* **Objective**: Output all the data exactly. Pictures do not belong in the copy.

* **Provided data**:
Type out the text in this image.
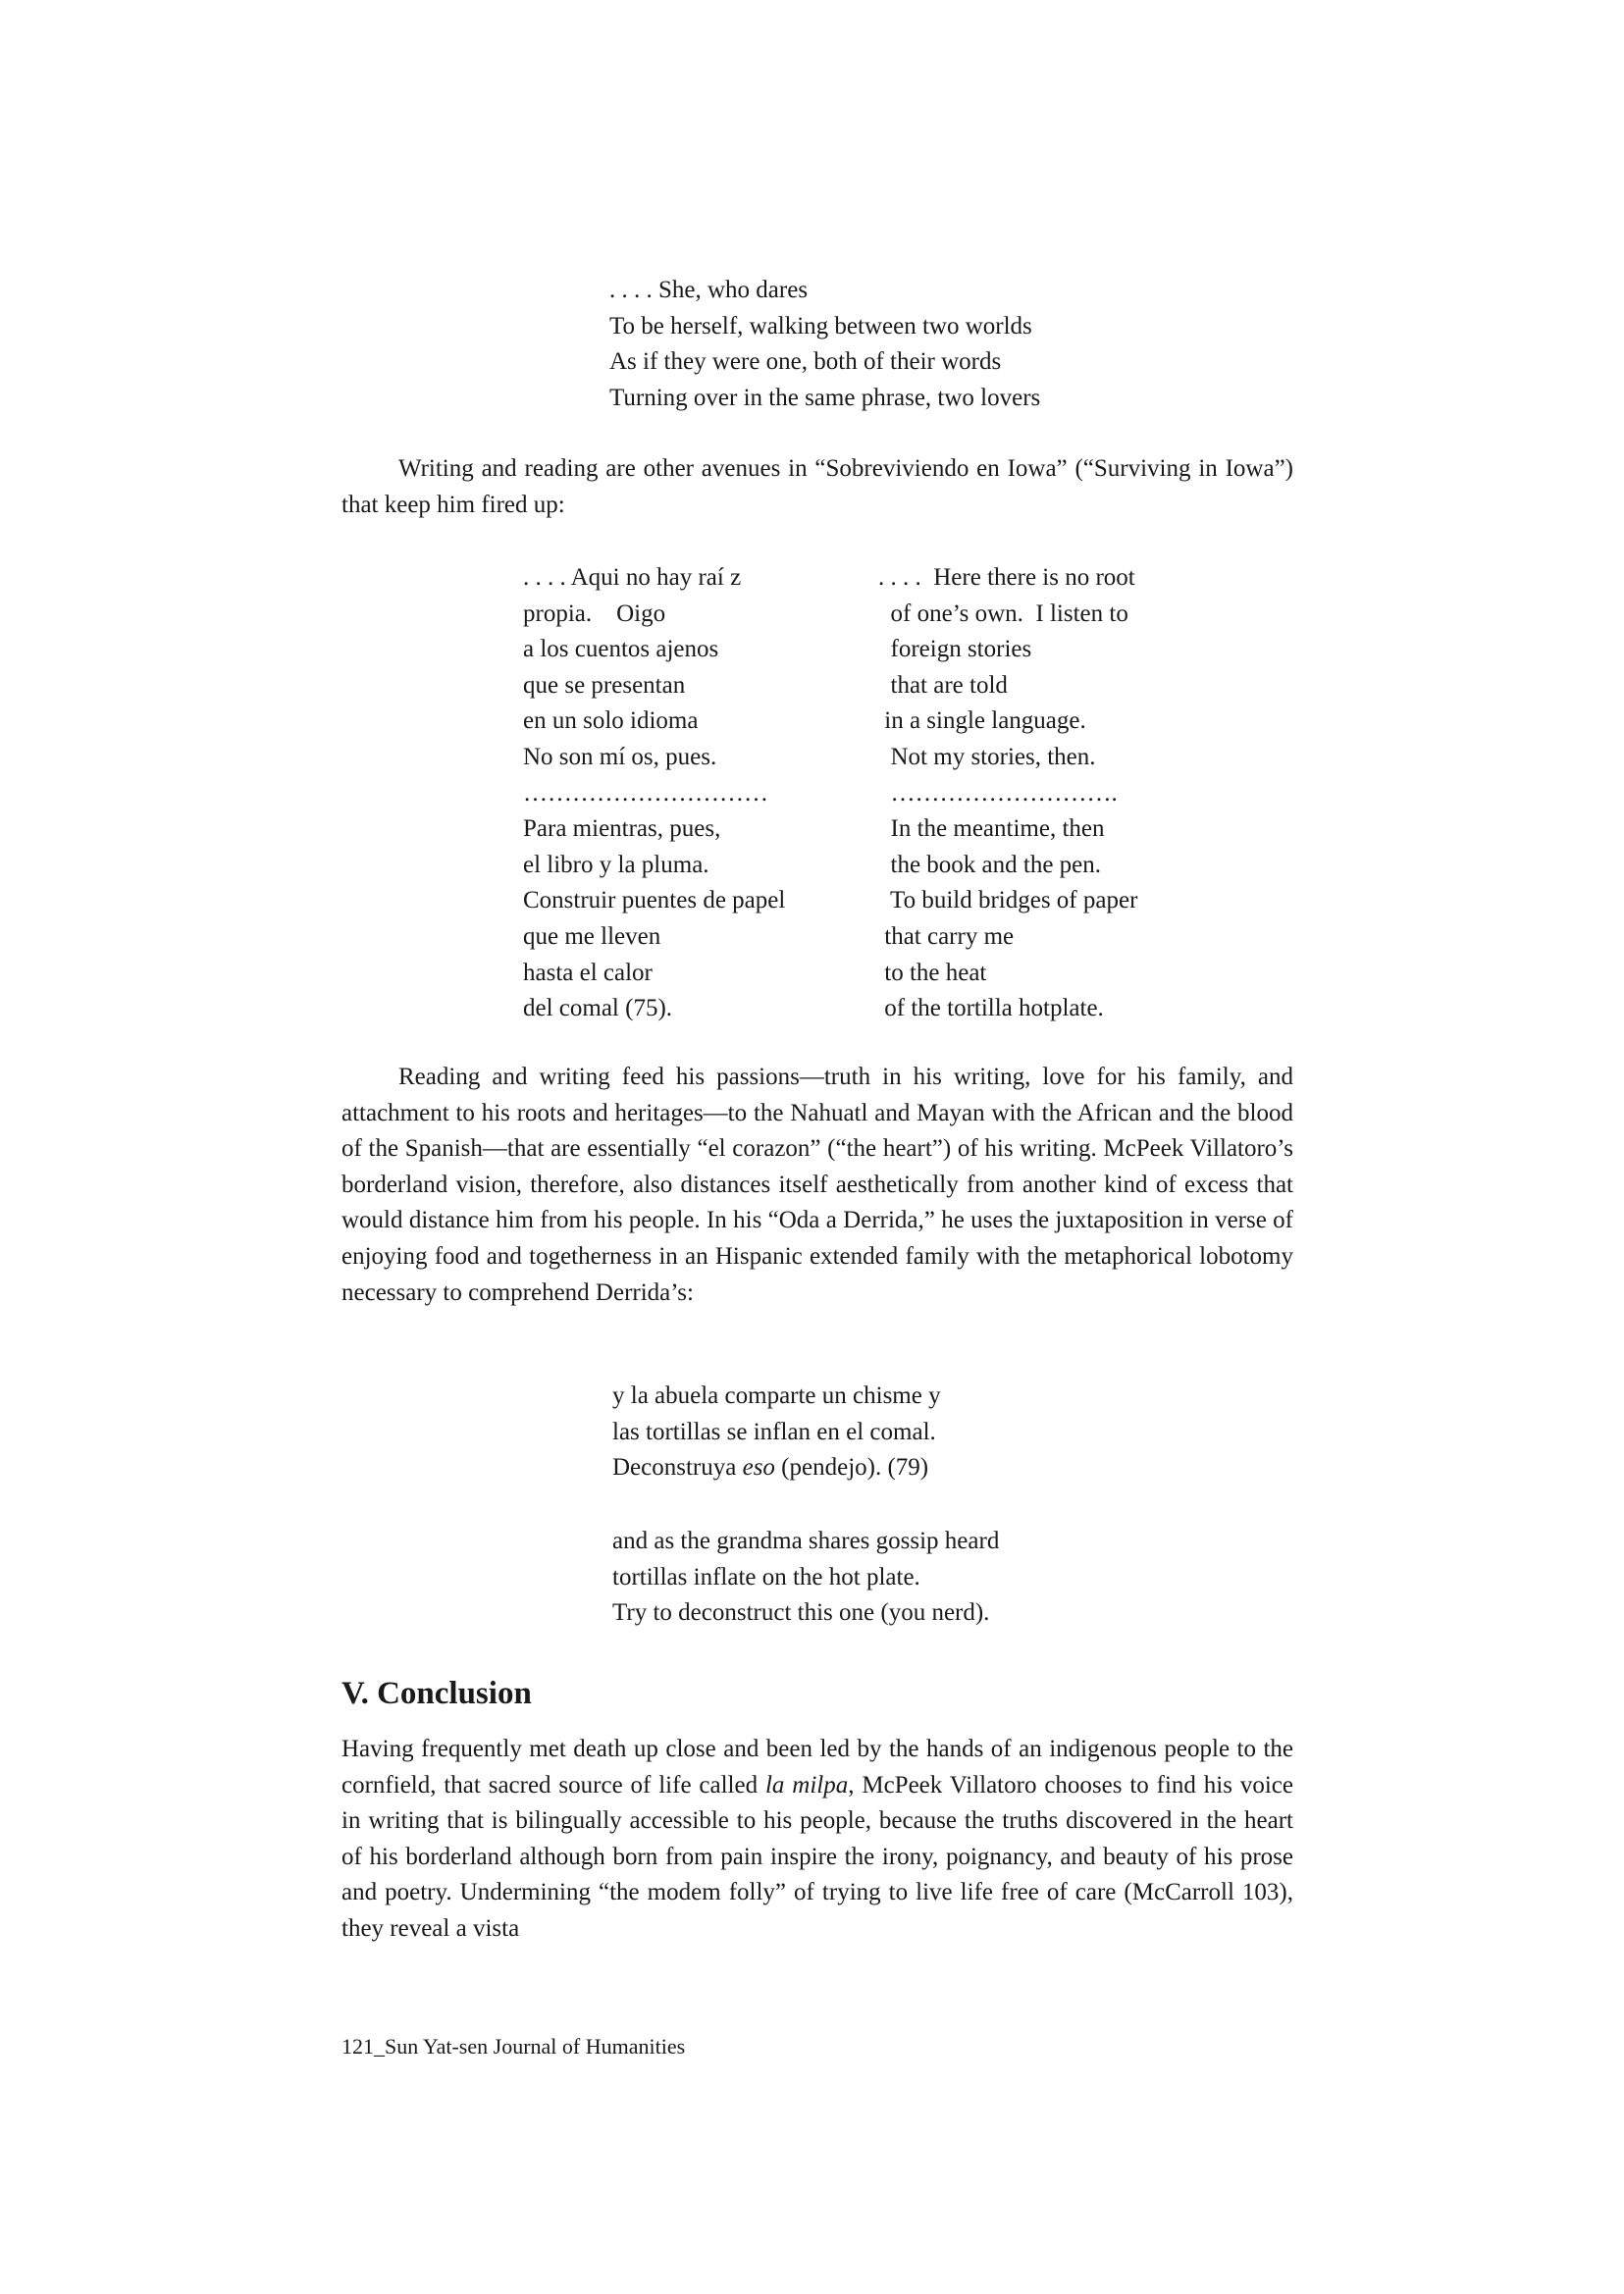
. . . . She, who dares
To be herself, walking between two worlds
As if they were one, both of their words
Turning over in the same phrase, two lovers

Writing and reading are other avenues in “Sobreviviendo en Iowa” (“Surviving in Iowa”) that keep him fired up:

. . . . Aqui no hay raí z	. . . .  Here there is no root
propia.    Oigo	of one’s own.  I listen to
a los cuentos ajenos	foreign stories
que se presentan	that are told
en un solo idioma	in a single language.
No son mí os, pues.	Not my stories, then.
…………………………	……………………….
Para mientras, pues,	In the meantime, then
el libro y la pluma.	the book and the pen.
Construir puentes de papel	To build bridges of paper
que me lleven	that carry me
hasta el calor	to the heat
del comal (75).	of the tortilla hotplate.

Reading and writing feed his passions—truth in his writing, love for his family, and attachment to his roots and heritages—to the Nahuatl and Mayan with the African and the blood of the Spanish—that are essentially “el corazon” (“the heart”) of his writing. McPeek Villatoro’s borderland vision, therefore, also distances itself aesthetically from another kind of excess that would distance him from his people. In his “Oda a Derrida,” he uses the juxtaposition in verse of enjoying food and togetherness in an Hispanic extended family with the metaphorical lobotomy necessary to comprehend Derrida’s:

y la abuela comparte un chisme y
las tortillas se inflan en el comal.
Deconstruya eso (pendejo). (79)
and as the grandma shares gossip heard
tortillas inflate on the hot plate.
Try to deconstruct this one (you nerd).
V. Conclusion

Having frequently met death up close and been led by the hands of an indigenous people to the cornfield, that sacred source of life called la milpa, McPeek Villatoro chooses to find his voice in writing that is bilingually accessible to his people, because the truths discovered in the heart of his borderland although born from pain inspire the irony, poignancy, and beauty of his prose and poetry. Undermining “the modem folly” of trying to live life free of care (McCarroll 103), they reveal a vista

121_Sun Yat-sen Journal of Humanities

* **Complete answer**:
Type out the text in this image.
. . . . She, who dares
To be herself, walking between two worlds
As if they were one, both of their words
Turning over in the same phrase, two lovers

Writing and reading are other avenues in “Sobreviviendo en Iowa” (“Surviving in Iowa”) that keep him fired up:

. . . . Aqui no hay raí z	. . . .  Here there is no root
propia.    Oigo	of one’s own.  I listen to
a los cuentos ajenos	foreign stories
que se presentan	that are told
en un solo idioma	in a single language.
No son mí os, pues.	Not my stories, then.
…………………………	……………………….
Para mientras, pues,	In the meantime, then
el libro y la pluma.	the book and the pen.
Construir puentes de papel	To build bridges of paper
que me lleven	that carry me
hasta el calor	to the heat
del comal (75).	of the tortilla hotplate.

Reading and writing feed his passions—truth in his writing, love for his family, and attachment to his roots and heritages—to the Nahuatl and Mayan with the African and the blood of the Spanish—that are essentially “el corazon” (“the heart”) of his writing. McPeek Villatoro’s borderland vision, therefore, also distances itself aesthetically from another kind of excess that would distance him from his people. In his “Oda a Derrida,” he uses the juxtaposition in verse of enjoying food and togetherness in an Hispanic extended family with the metaphorical lobotomy necessary to comprehend Derrida’s:

y la abuela comparte un chisme y
las tortillas se inflan en el comal.
Deconstruya eso (pendejo). (79)
and as the grandma shares gossip heard
tortillas inflate on the hot plate.
Try to deconstruct this one (you nerd).
V. Conclusion

Having frequently met death up close and been led by the hands of an indigenous people to the cornfield, that sacred source of life called la milpa, McPeek Villatoro chooses to find his voice in writing that is bilingually accessible to his people, because the truths discovered in the heart of his borderland although born from pain inspire the irony, poignancy, and beauty of his prose and poetry. Undermining “the modem folly” of trying to live life free of care (McCarroll 103), they reveal a vista

121_Sun Yat-sen Journal of Humanities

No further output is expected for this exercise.